## To be done:
Output the full material exactly as it appears here.

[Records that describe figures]
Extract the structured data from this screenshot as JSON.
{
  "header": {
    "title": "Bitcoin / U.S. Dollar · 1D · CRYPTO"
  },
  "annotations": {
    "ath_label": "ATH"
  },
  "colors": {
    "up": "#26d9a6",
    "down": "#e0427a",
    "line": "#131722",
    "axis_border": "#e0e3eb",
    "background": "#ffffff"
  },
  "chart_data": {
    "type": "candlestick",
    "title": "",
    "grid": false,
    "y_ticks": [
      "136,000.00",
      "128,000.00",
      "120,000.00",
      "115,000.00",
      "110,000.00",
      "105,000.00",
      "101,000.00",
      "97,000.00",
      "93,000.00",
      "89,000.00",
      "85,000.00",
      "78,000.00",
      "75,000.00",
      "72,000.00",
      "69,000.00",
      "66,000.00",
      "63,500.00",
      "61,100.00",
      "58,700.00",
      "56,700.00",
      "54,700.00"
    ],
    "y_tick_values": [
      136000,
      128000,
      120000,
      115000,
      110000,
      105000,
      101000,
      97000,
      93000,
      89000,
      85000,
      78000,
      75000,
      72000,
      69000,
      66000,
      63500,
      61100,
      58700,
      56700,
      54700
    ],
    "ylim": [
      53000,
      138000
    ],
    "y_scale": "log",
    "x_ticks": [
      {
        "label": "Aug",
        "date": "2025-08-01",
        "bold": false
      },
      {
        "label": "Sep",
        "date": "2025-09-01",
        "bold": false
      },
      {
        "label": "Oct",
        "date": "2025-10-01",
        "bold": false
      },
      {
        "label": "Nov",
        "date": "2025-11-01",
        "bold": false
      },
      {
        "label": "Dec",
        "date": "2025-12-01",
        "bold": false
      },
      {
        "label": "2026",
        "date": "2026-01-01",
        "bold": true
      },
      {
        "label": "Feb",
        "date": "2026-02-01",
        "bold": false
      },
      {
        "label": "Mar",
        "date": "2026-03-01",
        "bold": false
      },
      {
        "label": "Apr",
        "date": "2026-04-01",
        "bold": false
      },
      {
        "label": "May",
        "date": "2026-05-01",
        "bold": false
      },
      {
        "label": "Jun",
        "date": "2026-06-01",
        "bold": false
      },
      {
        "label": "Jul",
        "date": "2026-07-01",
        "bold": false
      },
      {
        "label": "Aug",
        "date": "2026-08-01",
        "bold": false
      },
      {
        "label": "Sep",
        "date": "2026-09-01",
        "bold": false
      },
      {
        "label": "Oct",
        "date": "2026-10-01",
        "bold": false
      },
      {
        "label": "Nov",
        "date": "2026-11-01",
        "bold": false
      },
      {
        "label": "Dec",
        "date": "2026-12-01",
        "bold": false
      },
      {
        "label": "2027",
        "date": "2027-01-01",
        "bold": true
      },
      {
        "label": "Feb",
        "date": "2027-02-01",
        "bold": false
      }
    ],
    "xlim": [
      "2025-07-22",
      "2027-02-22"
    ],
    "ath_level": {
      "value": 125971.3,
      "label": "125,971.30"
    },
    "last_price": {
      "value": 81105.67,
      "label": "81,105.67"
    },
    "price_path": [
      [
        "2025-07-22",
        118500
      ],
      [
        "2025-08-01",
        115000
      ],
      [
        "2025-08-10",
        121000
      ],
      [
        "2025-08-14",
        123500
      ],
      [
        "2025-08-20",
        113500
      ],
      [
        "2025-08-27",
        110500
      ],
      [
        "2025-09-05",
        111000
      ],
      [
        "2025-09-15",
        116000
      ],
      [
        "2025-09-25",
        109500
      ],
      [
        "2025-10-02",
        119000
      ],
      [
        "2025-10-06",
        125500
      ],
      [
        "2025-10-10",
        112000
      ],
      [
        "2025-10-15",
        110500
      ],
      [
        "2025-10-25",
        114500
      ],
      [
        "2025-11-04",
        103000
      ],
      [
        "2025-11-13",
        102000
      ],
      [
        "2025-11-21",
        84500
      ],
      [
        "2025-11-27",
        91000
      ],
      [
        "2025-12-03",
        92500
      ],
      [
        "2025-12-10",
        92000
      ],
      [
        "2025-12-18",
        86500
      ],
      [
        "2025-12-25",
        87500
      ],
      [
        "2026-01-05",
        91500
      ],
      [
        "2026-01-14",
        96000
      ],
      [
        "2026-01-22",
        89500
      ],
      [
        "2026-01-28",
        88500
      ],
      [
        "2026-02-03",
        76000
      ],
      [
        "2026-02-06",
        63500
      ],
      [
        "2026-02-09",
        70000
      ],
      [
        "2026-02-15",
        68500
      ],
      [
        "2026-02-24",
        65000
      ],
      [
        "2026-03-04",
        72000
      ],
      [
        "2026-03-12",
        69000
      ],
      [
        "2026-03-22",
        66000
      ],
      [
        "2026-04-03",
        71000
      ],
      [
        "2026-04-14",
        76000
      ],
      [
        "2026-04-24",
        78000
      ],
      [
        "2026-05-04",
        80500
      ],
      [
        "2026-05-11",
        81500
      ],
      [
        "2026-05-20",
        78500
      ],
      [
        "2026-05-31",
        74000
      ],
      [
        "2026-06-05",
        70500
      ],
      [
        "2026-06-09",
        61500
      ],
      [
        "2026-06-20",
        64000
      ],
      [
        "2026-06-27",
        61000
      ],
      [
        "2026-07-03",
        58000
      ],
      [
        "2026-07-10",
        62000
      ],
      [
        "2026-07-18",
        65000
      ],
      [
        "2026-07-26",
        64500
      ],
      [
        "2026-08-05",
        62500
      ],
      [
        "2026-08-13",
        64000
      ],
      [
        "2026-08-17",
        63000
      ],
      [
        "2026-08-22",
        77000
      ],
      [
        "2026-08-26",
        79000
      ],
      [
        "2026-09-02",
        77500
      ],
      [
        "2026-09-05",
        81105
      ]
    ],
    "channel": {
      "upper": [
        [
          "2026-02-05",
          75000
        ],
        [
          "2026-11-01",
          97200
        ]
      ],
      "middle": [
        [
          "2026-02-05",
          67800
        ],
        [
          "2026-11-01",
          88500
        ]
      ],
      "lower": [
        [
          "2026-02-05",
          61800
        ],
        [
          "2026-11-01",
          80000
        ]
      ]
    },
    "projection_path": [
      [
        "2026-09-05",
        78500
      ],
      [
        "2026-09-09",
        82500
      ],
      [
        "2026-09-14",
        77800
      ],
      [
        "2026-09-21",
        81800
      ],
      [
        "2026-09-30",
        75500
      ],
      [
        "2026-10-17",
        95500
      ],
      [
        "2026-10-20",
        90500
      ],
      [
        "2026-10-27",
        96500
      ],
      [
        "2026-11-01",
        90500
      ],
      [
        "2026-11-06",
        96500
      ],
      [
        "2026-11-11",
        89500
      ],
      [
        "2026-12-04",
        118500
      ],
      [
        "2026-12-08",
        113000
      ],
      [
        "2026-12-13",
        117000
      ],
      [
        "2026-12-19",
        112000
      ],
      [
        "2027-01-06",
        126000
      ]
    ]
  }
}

## Response to the exercise:
Extract the structured data from this screenshot as JSON.
{
  "header": {
    "title": "Bitcoin / U.S. Dollar · 1D · CRYPTO"
  },
  "annotations": {
    "ath_label": "ATH"
  },
  "colors": {
    "up": "#26d9a6",
    "down": "#e0427a",
    "line": "#131722",
    "axis_border": "#e0e3eb",
    "background": "#ffffff"
  },
  "chart_data": {
    "type": "candlestick",
    "title": "",
    "grid": false,
    "y_ticks": [
      "136,000.00",
      "128,000.00",
      "120,000.00",
      "115,000.00",
      "110,000.00",
      "105,000.00",
      "101,000.00",
      "97,000.00",
      "93,000.00",
      "89,000.00",
      "85,000.00",
      "78,000.00",
      "75,000.00",
      "72,000.00",
      "69,000.00",
      "66,000.00",
      "63,500.00",
      "61,100.00",
      "58,700.00",
      "56,700.00",
      "54,700.00"
    ],
    "y_tick_values": [
      136000,
      128000,
      120000,
      115000,
      110000,
      105000,
      101000,
      97000,
      93000,
      89000,
      85000,
      78000,
      75000,
      72000,
      69000,
      66000,
      63500,
      61100,
      58700,
      56700,
      54700
    ],
    "ylim": [
      53000,
      138000
    ],
    "y_scale": "log",
    "x_ticks": [
      {
        "label": "Aug",
        "date": "2025-08-01",
        "bold": false
      },
      {
        "label": "Sep",
        "date": "2025-09-01",
        "bold": false
      },
      {
        "label": "Oct",
        "date": "2025-10-01",
        "bold": false
      },
      {
        "label": "Nov",
        "date": "2025-11-01",
        "bold": false
      },
      {
        "label": "Dec",
        "date": "2025-12-01",
        "bold": false
      },
      {
        "label": "2026",
        "date": "2026-01-01",
        "bold": true
      },
      {
        "label": "Feb",
        "date": "2026-02-01",
        "bold": false
      },
      {
        "label": "Mar",
        "date": "2026-03-01",
        "bold": false
      },
      {
        "label": "Apr",
        "date": "2026-04-01",
        "bold": false
      },
      {
        "label": "May",
        "date": "2026-05-01",
        "bold": false
      },
      {
        "label": "Jun",
        "date": "2026-06-01",
        "bold": false
      },
      {
        "label": "Jul",
        "date": "2026-07-01",
        "bold": false
      },
      {
        "label": "Aug",
        "date": "2026-08-01",
        "bold": false
      },
      {
        "label": "Sep",
        "date": "2026-09-01",
        "bold": false
      },
      {
        "label": "Oct",
        "date": "2026-10-01",
        "bold": false
      },
      {
        "label": "Nov",
        "date": "2026-11-01",
        "bold": false
      },
      {
        "label": "Dec",
        "date": "2026-12-01",
        "bold": false
      },
      {
        "label": "2027",
        "date": "2027-01-01",
        "bold": true
      },
      {
        "label": "Feb",
        "date": "2027-02-01",
        "bold": false
      }
    ],
    "xlim": [
      "2025-07-22",
      "2027-02-22"
    ],
    "ath_level": {
      "value": 125971.3,
      "label": "125,971.30"
    },
    "last_price": {
      "value": 81105.67,
      "label": "81,105.67"
    },
    "price_path": [
      [
        "2025-07-22",
        118500
      ],
      [
        "2025-08-01",
        115000
      ],
      [
        "2025-08-10",
        121000
      ],
      [
        "2025-08-14",
        123500
      ],
      [
        "2025-08-20",
        113500
      ],
      [
        "2025-08-27",
        110500
      ],
      [
        "2025-09-05",
        111000
      ],
      [
        "2025-09-15",
        116000
      ],
      [
        "2025-09-25",
        109500
      ],
      [
        "2025-10-02",
        119000
      ],
      [
        "2025-10-06",
        125500
      ],
      [
        "2025-10-10",
        112000
      ],
      [
        "2025-10-15",
        110500
      ],
      [
        "2025-10-25",
        114500
      ],
      [
        "2025-11-04",
        103000
      ],
      [
        "2025-11-13",
        102000
      ],
      [
        "2025-11-21",
        84500
      ],
      [
        "2025-11-27",
        91000
      ],
      [
        "2025-12-03",
        92500
      ],
      [
        "2025-12-10",
        92000
      ],
      [
        "2025-12-18",
        86500
      ],
      [
        "2025-12-25",
        87500
      ],
      [
        "2026-01-05",
        91500
      ],
      [
        "2026-01-14",
        96000
      ],
      [
        "2026-01-22",
        89500
      ],
      [
        "2026-01-28",
        88500
      ],
      [
        "2026-02-03",
        76000
      ],
      [
        "2026-02-06",
        63500
      ],
      [
        "2026-02-09",
        70000
      ],
      [
        "2026-02-15",
        68500
      ],
      [
        "2026-02-24",
        65000
      ],
      [
        "2026-03-04",
        72000
      ],
      [
        "2026-03-12",
        69000
      ],
      [
        "2026-03-22",
        66000
      ],
      [
        "2026-04-03",
        71000
      ],
      [
        "2026-04-14",
        76000
      ],
      [
        "2026-04-24",
        78000
      ],
      [
        "2026-05-04",
        80500
      ],
      [
        "2026-05-11",
        81500
      ],
      [
        "2026-05-20",
        78500
      ],
      [
        "2026-05-31",
        74000
      ],
      [
        "2026-06-05",
        70500
      ],
      [
        "2026-06-09",
        61500
      ],
      [
        "2026-06-20",
        64000
      ],
      [
        "2026-06-27",
        61000
      ],
      [
        "2026-07-03",
        58000
      ],
      [
        "2026-07-10",
        62000
      ],
      [
        "2026-07-18",
        65000
      ],
      [
        "2026-07-26",
        64500
      ],
      [
        "2026-08-05",
        62500
      ],
      [
        "2026-08-13",
        64000
      ],
      [
        "2026-08-17",
        63000
      ],
      [
        "2026-08-22",
        77000
      ],
      [
        "2026-08-26",
        79000
      ],
      [
        "2026-09-02",
        77500
      ],
      [
        "2026-09-05",
        81105
      ]
    ],
    "channel": {
      "upper": [
        [
          "2026-02-05",
          75000
        ],
        [
          "2026-11-01",
          97200
        ]
      ],
      "middle": [
        [
          "2026-02-05",
          67800
        ],
        [
          "2026-11-01",
          88500
        ]
      ],
      "lower": [
        [
          "2026-02-05",
          61800
        ],
        [
          "2026-11-01",
          80000
        ]
      ]
    },
    "projection_path": [
      [
        "2026-09-05",
        78500
      ],
      [
        "2026-09-09",
        82500
      ],
      [
        "2026-09-14",
        77800
      ],
      [
        "2026-09-21",
        81800
      ],
      [
        "2026-09-30",
        75500
      ],
      [
        "2026-10-17",
        95500
      ],
      [
        "2026-10-20",
        90500
      ],
      [
        "2026-10-27",
        96500
      ],
      [
        "2026-11-01",
        90500
      ],
      [
        "2026-11-06",
        96500
      ],
      [
        "2026-11-11",
        89500
      ],
      [
        "2026-12-04",
        118500
      ],
      [
        "2026-12-08",
        113000
      ],
      [
        "2026-12-13",
        117000
      ],
      [
        "2026-12-19",
        112000
      ],
      [
        "2027-01-06",
        126000
      ]
    ]
  }
}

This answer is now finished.